▶ Input rows
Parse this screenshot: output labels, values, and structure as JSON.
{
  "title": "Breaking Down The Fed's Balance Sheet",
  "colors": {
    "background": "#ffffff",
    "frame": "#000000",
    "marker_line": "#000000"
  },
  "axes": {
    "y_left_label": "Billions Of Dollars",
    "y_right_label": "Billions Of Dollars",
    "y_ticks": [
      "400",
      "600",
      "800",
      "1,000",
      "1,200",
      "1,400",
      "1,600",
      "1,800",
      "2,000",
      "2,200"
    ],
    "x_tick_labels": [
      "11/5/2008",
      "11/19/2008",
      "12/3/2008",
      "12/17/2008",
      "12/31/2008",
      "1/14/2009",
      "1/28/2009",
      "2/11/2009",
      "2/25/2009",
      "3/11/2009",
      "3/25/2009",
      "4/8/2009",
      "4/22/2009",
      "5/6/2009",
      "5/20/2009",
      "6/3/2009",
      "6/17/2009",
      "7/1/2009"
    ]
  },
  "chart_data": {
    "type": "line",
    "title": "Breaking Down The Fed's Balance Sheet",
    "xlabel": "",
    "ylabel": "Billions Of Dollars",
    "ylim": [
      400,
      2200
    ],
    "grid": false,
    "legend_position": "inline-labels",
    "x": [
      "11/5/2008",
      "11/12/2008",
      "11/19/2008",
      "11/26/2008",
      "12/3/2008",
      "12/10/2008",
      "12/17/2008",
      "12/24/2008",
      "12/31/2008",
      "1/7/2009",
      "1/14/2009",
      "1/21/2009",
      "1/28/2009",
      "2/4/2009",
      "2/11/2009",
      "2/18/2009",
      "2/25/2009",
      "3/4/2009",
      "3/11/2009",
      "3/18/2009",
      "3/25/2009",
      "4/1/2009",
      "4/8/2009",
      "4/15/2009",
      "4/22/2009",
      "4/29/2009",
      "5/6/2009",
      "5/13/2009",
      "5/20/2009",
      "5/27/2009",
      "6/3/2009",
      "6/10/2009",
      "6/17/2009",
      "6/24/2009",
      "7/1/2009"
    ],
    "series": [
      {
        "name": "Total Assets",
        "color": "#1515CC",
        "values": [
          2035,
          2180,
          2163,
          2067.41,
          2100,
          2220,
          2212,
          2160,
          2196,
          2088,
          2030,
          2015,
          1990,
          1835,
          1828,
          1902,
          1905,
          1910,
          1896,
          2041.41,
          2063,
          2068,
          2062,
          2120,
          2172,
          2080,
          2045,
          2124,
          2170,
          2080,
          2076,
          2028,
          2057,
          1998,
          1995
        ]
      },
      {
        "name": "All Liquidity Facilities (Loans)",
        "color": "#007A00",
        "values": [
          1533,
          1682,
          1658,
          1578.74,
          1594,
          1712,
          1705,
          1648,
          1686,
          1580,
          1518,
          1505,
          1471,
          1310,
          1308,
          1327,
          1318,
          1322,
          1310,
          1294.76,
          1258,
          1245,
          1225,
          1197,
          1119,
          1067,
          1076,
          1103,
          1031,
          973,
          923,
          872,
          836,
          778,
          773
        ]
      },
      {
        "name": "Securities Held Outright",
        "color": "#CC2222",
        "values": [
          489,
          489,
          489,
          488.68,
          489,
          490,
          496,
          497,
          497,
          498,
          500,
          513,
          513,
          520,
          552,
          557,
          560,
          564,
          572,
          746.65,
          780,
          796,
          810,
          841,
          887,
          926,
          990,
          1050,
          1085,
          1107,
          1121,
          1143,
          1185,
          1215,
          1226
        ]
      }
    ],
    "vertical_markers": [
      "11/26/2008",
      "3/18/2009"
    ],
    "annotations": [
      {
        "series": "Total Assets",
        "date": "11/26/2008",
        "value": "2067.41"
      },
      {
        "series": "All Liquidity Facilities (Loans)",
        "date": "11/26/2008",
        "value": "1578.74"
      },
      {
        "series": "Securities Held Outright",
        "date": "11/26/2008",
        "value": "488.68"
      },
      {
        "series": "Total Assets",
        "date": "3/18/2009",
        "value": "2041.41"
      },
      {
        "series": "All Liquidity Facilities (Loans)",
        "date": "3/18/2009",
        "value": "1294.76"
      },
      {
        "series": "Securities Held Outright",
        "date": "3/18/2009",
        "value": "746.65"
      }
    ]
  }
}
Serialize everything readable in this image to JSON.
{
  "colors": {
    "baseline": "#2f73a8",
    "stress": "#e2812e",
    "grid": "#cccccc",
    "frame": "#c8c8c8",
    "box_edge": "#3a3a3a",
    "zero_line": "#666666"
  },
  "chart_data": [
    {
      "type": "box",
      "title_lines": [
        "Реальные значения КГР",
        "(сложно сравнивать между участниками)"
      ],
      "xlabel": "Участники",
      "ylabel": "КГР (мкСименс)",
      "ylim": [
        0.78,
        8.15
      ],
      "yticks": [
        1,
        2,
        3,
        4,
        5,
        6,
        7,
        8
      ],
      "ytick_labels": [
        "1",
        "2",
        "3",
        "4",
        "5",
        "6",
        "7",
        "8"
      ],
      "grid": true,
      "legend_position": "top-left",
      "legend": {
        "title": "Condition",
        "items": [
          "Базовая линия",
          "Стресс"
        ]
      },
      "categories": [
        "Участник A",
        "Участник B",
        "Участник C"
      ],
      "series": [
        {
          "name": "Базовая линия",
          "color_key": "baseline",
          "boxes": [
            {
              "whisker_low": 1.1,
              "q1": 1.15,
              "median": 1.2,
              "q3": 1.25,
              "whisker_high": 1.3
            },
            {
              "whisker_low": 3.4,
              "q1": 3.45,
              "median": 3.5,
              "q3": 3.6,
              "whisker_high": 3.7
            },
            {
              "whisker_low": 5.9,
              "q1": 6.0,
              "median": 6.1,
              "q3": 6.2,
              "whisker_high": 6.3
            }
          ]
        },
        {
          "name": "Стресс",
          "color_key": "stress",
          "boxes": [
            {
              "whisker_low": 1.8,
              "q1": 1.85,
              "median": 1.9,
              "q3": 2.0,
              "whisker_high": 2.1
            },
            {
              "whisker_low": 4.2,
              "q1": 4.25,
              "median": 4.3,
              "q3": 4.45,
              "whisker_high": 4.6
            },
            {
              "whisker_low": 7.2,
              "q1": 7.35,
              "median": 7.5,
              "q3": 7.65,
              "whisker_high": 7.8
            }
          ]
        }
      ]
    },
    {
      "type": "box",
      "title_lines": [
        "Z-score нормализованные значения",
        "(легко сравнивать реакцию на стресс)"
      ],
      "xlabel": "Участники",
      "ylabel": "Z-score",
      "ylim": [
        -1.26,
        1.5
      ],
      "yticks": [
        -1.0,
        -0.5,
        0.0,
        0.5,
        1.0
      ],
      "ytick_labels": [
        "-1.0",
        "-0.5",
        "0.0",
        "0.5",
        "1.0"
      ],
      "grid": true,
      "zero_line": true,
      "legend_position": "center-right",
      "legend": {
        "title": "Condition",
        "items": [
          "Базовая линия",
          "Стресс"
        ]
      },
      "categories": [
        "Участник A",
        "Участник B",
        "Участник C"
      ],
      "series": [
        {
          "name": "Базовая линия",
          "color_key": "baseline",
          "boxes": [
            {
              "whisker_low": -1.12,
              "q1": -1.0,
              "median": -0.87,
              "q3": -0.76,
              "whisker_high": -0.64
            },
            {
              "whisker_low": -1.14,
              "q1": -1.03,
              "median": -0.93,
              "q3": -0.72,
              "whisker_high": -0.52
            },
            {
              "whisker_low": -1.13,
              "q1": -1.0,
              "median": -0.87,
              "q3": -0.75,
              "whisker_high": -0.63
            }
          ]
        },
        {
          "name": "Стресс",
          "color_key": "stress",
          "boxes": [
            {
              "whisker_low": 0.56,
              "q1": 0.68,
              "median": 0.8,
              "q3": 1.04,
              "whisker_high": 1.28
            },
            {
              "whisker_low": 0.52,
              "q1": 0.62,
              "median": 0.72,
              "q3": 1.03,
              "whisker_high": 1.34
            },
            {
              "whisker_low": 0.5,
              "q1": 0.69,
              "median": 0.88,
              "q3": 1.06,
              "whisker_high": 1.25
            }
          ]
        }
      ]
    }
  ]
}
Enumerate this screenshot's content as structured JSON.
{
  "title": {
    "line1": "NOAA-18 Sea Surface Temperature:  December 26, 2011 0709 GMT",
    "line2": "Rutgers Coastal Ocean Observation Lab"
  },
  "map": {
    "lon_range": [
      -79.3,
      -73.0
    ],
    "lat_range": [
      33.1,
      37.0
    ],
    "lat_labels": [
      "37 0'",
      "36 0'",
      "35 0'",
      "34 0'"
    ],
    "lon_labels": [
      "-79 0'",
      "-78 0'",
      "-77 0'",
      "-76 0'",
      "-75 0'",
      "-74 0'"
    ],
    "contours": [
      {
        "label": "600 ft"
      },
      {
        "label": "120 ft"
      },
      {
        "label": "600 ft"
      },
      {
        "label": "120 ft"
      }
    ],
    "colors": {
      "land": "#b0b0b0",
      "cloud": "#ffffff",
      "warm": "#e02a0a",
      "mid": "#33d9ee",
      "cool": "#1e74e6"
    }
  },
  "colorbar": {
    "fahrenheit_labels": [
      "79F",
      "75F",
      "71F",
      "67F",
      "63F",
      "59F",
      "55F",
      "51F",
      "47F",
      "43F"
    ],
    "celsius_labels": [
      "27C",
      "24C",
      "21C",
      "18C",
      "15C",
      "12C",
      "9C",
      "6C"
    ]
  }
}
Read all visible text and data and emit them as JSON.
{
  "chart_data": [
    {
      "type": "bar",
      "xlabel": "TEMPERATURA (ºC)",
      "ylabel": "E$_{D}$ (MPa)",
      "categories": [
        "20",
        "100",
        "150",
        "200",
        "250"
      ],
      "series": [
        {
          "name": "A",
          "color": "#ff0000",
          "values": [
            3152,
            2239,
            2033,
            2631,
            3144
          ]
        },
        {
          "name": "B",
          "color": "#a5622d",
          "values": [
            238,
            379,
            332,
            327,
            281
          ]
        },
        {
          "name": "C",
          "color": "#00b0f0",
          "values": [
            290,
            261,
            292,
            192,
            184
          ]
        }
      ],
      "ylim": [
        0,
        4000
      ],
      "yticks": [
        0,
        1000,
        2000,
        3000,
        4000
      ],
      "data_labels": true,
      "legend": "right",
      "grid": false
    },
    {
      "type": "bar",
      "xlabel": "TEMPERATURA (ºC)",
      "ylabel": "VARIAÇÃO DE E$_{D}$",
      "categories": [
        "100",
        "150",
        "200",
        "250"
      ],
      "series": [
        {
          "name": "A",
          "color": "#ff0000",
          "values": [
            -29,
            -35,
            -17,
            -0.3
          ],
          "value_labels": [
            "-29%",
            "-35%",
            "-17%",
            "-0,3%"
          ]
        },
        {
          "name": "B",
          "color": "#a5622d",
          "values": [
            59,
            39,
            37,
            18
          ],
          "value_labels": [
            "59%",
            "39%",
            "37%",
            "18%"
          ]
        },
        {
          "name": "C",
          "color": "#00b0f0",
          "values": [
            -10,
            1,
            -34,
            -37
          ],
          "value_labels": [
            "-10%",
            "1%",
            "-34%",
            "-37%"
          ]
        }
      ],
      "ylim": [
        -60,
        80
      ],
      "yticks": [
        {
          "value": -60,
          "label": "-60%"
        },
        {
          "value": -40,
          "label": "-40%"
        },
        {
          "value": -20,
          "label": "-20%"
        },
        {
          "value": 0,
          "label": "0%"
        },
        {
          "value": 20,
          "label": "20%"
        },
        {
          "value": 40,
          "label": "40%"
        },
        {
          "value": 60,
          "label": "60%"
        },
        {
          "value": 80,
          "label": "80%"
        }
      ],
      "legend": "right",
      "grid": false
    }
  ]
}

▶ Stated task
Report the number of lines above that contain the word "score", and only that number.

▶ Exercise result
2